### Extrait de page
Histoire(s) de la photographie
#ExpoCorpsàCorps
Jusqu’au 25 mars 2024
Centre Pompidou, Niveau 6, Galerie 2, Paris 4e
Le Centre Pompidou propose une histoire de la photographie autour de la thématique de la figure humaine grâce à la réunion des oeuvres de la collection du Musée national d’art moderne et celles du collectionneur privé Marin Karmitz.
Des premiers visages aux représentations de corps fragmentés, en passant par les Trophées (1987) d’Annette Messager, le parcours interroge sur le rapport entre le sujet et l’auteur, la création des identités et leur diffusion. Sans oublier la notion même de collection : comment l’enrichir et la faire vivre ?
Les premières photographies de visage au début du XXe siècle nous semblent bien loin des selfies d’aujourd’hui ! Les avant-gardes s’emparent du genre pour l’extrapoler de son contexte et former des plans rapprochés de visages anonymes, jouant sur les compositions.

### Extrait du listing

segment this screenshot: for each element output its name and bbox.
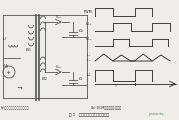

### Exercice proposé A
D'après l'extrait sur l'exposition de photographie, à quel collectionneur privé appartiennent les œuvres réunies avec celles du Musée national d'art moderne ?
### Exercice proposé B
Dans l'extrait sur l'exposition de photographie, transformez en liste le paragraphe qui commence par « Des premiers visages aux représentations » en gardant ses faits principaux.
### Exercice proposé C
Poursuivez le texte sur l'exposition de photographie à partir de sa dernière phrase.

### Réponse attendue A
Marin Karmitz.

### Réponse attendue B
- Le parcours va des premiers visages aux représentations de corps fragmentés, en passant par les Trophées (1987) d'Annette Messager.
- Il interroge le rapport entre le sujet et l'auteur.
- Il traite de la création des identités et de leur diffusion.
- Il aborde aussi la notion de collection : comment l'enrichir et la faire vivre ?

### Réponse attendue C
Johan van der Keuken réalise une oeuvre poétique et expérimentale dès ses 17 ans. Il recherche « l’histoire d’une atmosphère » – à l’encontre de l’instinct décisif – dans ses portraits de deux soeurs (Yvonne et fleurs, vers 1956).
Si le philosophe Emmanuel Levinas avance qu' »il y a dans le visage une pauvreté essentielle ; la preuve en est qu’on essaie de masquer cette pauvrerté en se donnant des poses, une contenance », le visage de Nusch Eluard pris par Dora Maar semble le contredire tant son regard est expressif, au-delà de la pose de ses mains autour de la bouche.
Et que dire du Joueur de billes à Java de Gotthard Schuh (1938) ?!! La pose digne d’une danseuse de ballet d’un jeune garçon en train de lancer sa bille sera même immortalisée dans la mythique exposition « The Family of Man », organisée par Edward Steichen au MoMa de New York (1955). « Exposition qui est entrée dans le patrimoine immatériel de l’UNESCO », précise Julie Jones, co-commissaire de l’exposition.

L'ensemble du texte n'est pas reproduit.